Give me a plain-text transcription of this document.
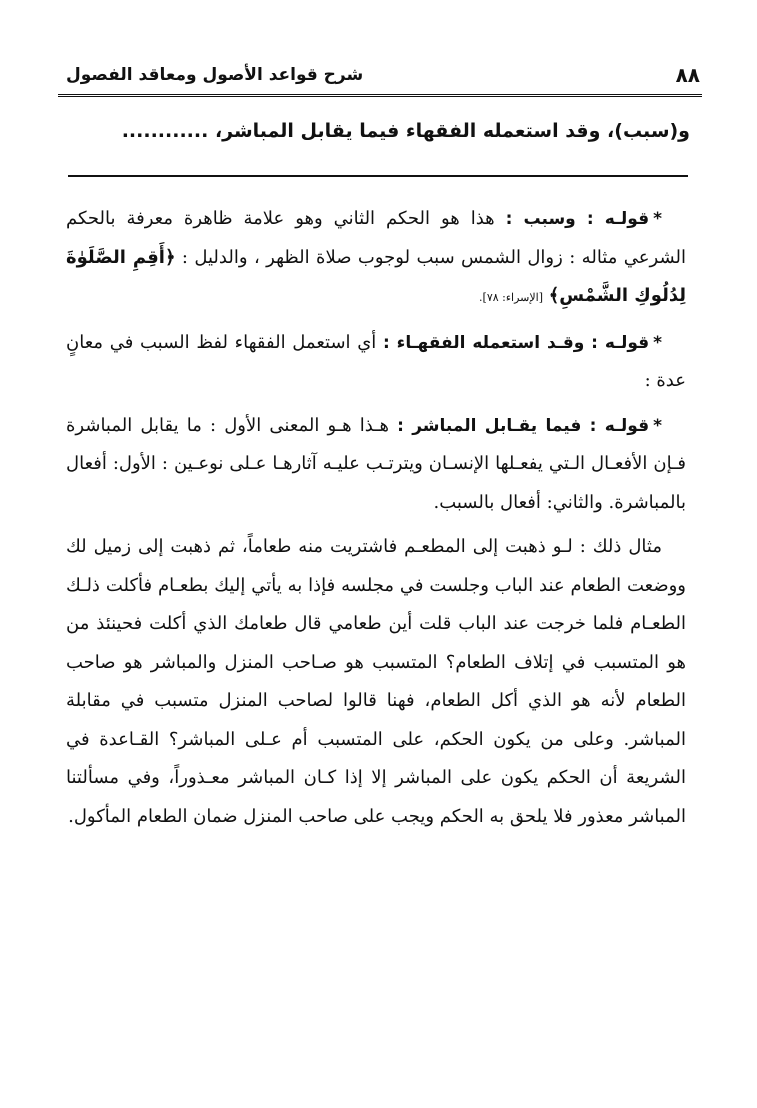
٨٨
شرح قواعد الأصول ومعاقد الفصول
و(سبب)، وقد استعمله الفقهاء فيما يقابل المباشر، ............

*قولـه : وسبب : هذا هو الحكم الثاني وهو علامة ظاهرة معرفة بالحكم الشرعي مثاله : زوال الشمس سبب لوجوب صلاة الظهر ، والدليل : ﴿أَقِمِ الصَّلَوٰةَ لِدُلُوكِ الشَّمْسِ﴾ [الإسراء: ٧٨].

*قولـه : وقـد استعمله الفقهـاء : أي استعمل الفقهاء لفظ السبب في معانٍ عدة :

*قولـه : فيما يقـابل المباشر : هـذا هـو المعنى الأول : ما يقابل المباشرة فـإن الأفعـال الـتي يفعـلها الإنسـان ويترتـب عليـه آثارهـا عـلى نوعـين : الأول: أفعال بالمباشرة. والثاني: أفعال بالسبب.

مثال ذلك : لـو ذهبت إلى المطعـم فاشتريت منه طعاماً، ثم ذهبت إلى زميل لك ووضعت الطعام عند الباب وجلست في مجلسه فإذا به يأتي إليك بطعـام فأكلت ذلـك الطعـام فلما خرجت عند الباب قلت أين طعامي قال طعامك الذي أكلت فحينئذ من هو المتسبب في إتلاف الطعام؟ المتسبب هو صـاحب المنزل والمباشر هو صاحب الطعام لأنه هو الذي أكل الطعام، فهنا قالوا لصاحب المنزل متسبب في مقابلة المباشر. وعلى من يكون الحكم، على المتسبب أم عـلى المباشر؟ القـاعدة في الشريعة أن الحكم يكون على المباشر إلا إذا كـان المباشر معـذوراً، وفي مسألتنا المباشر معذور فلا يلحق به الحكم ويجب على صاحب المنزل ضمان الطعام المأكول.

######

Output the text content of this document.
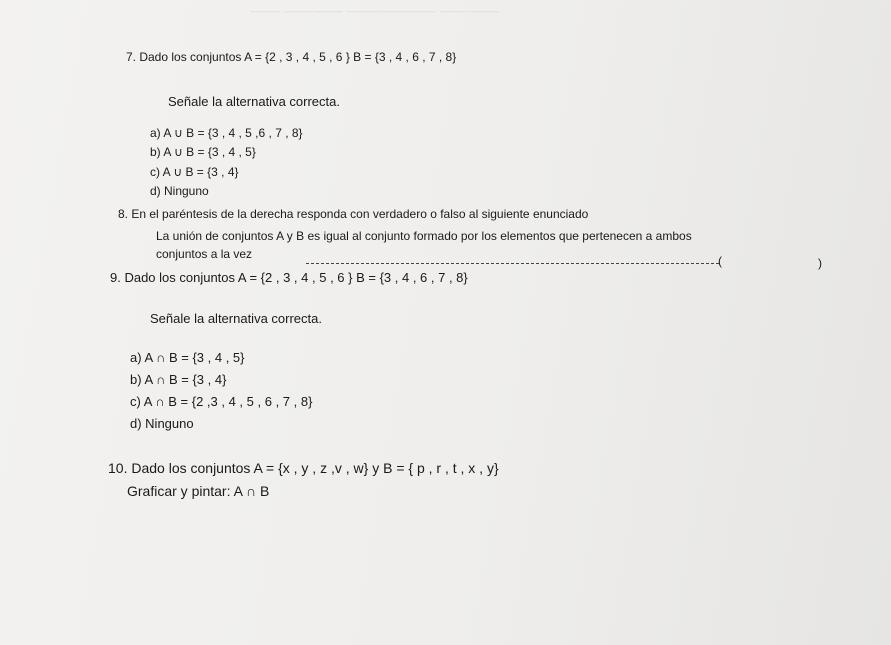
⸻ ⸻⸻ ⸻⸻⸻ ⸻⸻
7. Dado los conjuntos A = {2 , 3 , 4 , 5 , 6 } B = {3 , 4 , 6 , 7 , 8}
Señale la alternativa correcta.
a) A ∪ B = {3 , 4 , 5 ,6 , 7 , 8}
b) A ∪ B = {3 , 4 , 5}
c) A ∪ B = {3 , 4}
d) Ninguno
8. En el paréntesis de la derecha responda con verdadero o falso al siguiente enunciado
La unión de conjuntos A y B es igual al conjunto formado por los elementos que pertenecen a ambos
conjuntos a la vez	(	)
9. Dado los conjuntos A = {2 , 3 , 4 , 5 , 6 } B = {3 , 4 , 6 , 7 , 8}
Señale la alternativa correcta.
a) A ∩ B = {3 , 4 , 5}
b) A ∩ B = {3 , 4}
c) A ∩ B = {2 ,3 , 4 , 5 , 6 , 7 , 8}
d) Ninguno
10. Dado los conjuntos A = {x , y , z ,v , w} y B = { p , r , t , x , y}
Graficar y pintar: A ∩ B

######

▶ DIRECTIONS FOR THIS TASK: Which lines in the data above contain "قولـه"? Show each one.

▶ OUTPUT BELOW:
*قولـه : وسبب : هذا هو الحكم الثاني وهو علامة ظاهرة معرفة بالحكم الشرعي مثاله : زوال الشمس سبب لوجوب صلاة الظهر ، والدليل : ﴿أَقِمِ الصَّلَوٰةَ لِدُلُوكِ الشَّمْسِ﴾ [الإسراء: ٧٨].
*قولـه : وقـد استعمله الفقهـاء : أي استعمل الفقهاء لفظ السبب في معانٍ عدة :
*قولـه : فيما يقـابل المباشر : هـذا هـو المعنى الأول : ما يقابل المباشرة فـإن الأفعـال الـتي يفعـلها الإنسـان ويترتـب عليـه آثارهـا عـلى نوعـين : الأول: أفعال بالمباشرة. والثاني: أفعال بالسبب.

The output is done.